WHAT YOU HAVE TO DO:
Output every entry exactly, from the first line to the last.

[Saved data entries]
---

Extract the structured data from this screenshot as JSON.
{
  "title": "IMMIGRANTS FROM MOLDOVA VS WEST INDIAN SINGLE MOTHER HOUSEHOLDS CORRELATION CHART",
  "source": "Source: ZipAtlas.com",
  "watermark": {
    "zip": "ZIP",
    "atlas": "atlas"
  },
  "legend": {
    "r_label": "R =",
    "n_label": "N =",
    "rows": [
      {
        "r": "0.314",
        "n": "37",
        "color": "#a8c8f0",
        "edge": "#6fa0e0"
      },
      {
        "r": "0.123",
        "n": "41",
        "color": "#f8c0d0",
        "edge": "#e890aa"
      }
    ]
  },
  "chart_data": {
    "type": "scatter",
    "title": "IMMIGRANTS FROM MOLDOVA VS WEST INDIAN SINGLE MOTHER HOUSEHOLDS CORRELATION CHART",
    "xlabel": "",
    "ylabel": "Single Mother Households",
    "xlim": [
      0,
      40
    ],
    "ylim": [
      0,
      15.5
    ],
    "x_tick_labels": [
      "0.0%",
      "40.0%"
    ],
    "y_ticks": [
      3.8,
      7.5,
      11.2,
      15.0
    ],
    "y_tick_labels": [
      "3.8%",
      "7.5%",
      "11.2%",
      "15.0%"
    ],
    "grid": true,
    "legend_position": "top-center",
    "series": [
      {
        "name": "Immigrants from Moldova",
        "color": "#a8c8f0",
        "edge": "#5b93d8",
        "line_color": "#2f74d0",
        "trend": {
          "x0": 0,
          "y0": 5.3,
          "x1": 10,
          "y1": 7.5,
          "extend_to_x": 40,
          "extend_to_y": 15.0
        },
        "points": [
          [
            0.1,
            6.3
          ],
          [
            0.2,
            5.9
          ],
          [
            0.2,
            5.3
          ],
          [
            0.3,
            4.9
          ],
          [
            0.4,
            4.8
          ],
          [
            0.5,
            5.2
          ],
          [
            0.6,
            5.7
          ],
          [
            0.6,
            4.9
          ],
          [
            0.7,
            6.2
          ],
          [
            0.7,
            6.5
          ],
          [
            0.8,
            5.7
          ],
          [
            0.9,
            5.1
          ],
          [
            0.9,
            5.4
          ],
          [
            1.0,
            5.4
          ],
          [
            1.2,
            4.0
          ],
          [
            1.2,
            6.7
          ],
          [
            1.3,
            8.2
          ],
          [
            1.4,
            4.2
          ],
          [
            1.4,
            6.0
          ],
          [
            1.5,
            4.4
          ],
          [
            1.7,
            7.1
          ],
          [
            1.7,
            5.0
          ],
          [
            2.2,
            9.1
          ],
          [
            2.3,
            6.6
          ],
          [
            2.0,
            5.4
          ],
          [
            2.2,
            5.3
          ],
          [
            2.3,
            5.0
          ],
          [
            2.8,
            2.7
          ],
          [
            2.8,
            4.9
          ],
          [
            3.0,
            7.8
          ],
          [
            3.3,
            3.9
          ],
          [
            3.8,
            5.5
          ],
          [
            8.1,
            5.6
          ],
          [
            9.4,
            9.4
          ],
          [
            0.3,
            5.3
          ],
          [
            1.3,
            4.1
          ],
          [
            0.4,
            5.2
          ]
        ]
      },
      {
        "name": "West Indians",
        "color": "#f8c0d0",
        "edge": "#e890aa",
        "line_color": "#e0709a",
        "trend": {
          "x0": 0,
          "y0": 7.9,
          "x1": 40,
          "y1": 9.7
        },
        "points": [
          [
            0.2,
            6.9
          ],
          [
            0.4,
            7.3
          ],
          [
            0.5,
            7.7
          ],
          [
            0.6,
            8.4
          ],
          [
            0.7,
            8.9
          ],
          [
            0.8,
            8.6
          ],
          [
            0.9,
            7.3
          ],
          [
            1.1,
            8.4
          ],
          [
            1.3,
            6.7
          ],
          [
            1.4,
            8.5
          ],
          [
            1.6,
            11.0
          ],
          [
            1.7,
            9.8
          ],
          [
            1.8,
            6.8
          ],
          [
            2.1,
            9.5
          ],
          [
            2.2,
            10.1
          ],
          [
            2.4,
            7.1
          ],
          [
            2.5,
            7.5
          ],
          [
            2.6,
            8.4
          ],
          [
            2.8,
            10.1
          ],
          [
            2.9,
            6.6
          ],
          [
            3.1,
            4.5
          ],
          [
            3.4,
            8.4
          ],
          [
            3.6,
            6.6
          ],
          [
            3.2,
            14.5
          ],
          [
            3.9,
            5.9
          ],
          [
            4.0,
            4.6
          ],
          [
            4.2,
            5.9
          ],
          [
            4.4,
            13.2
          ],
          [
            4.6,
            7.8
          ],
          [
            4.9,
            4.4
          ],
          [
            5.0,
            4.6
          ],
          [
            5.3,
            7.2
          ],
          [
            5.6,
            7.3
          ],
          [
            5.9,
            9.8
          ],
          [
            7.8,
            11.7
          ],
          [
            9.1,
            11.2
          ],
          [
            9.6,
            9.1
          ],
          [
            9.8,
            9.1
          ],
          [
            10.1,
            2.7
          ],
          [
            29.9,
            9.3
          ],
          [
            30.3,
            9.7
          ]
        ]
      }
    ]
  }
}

---

ANSWER TO THE EXERCISE:
Extract the structured data from this screenshot as JSON.
{
  "title": "IMMIGRANTS FROM MOLDOVA VS WEST INDIAN SINGLE MOTHER HOUSEHOLDS CORRELATION CHART",
  "source": "Source: ZipAtlas.com",
  "watermark": {
    "zip": "ZIP",
    "atlas": "atlas"
  },
  "legend": {
    "r_label": "R =",
    "n_label": "N =",
    "rows": [
      {
        "r": "0.314",
        "n": "37",
        "color": "#a8c8f0",
        "edge": "#6fa0e0"
      },
      {
        "r": "0.123",
        "n": "41",
        "color": "#f8c0d0",
        "edge": "#e890aa"
      }
    ]
  },
  "chart_data": {
    "type": "scatter",
    "title": "IMMIGRANTS FROM MOLDOVA VS WEST INDIAN SINGLE MOTHER HOUSEHOLDS CORRELATION CHART",
    "xlabel": "",
    "ylabel": "Single Mother Households",
    "xlim": [
      0,
      40
    ],
    "ylim": [
      0,
      15.5
    ],
    "x_tick_labels": [
      "0.0%",
      "40.0%"
    ],
    "y_ticks": [
      3.8,
      7.5,
      11.2,
      15.0
    ],
    "y_tick_labels": [
      "3.8%",
      "7.5%",
      "11.2%",
      "15.0%"
    ],
    "grid": true,
    "legend_position": "top-center",
    "series": [
      {
        "name": "Immigrants from Moldova",
        "color": "#a8c8f0",
        "edge": "#5b93d8",
        "line_color": "#2f74d0",
        "trend": {
          "x0": 0,
          "y0": 5.3,
          "x1": 10,
          "y1": 7.5,
          "extend_to_x": 40,
          "extend_to_y": 15.0
        },
        "points": [
          [
            0.1,
            6.3
          ],
          [
            0.2,
            5.9
          ],
          [
            0.2,
            5.3
          ],
          [
            0.3,
            4.9
          ],
          [
            0.4,
            4.8
          ],
          [
            0.5,
            5.2
          ],
          [
            0.6,
            5.7
          ],
          [
            0.6,
            4.9
          ],
          [
            0.7,
            6.2
          ],
          [
            0.7,
            6.5
          ],
          [
            0.8,
            5.7
          ],
          [
            0.9,
            5.1
          ],
          [
            0.9,
            5.4
          ],
          [
            1.0,
            5.4
          ],
          [
            1.2,
            4.0
          ],
          [
            1.2,
            6.7
          ],
          [
            1.3,
            8.2
          ],
          [
            1.4,
            4.2
          ],
          [
            1.4,
            6.0
          ],
          [
            1.5,
            4.4
          ],
          [
            1.7,
            7.1
          ],
          [
            1.7,
            5.0
          ],
          [
            2.2,
            9.1
          ],
          [
            2.3,
            6.6
          ],
          [
            2.0,
            5.4
          ],
          [
            2.2,
            5.3
          ],
          [
            2.3,
            5.0
          ],
          [
            2.8,
            2.7
          ],
          [
            2.8,
            4.9
          ],
          [
            3.0,
            7.8
          ],
          [
            3.3,
            3.9
          ],
          [
            3.8,
            5.5
          ],
          [
            8.1,
            5.6
          ],
          [
            9.4,
            9.4
          ],
          [
            0.3,
            5.3
          ],
          [
            1.3,
            4.1
          ],
          [
            0.4,
            5.2
          ]
        ]
      },
      {
        "name": "West Indians",
        "color": "#f8c0d0",
        "edge": "#e890aa",
        "line_color": "#e0709a",
        "trend": {
          "x0": 0,
          "y0": 7.9,
          "x1": 40,
          "y1": 9.7
        },
        "points": [
          [
            0.2,
            6.9
          ],
          [
            0.4,
            7.3
          ],
          [
            0.5,
            7.7
          ],
          [
            0.6,
            8.4
          ],
          [
            0.7,
            8.9
          ],
          [
            0.8,
            8.6
          ],
          [
            0.9,
            7.3
          ],
          [
            1.1,
            8.4
          ],
          [
            1.3,
            6.7
          ],
          [
            1.4,
            8.5
          ],
          [
            1.6,
            11.0
          ],
          [
            1.7,
            9.8
          ],
          [
            1.8,
            6.8
          ],
          [
            2.1,
            9.5
          ],
          [
            2.2,
            10.1
          ],
          [
            2.4,
            7.1
          ],
          [
            2.5,
            7.5
          ],
          [
            2.6,
            8.4
          ],
          [
            2.8,
            10.1
          ],
          [
            2.9,
            6.6
          ],
          [
            3.1,
            4.5
          ],
          [
            3.4,
            8.4
          ],
          [
            3.6,
            6.6
          ],
          [
            3.2,
            14.5
          ],
          [
            3.9,
            5.9
          ],
          [
            4.0,
            4.6
          ],
          [
            4.2,
            5.9
          ],
          [
            4.4,
            13.2
          ],
          [
            4.6,
            7.8
          ],
          [
            4.9,
            4.4
          ],
          [
            5.0,
            4.6
          ],
          [
            5.3,
            7.2
          ],
          [
            5.6,
            7.3
          ],
          [
            5.9,
            9.8
          ],
          [
            7.8,
            11.7
          ],
          [
            9.1,
            11.2
          ],
          [
            9.6,
            9.1
          ],
          [
            9.8,
            9.1
          ],
          [
            10.1,
            2.7
          ],
          [
            29.9,
            9.3
          ],
          [
            30.3,
            9.7
          ]
        ]
      }
    ]
  }
}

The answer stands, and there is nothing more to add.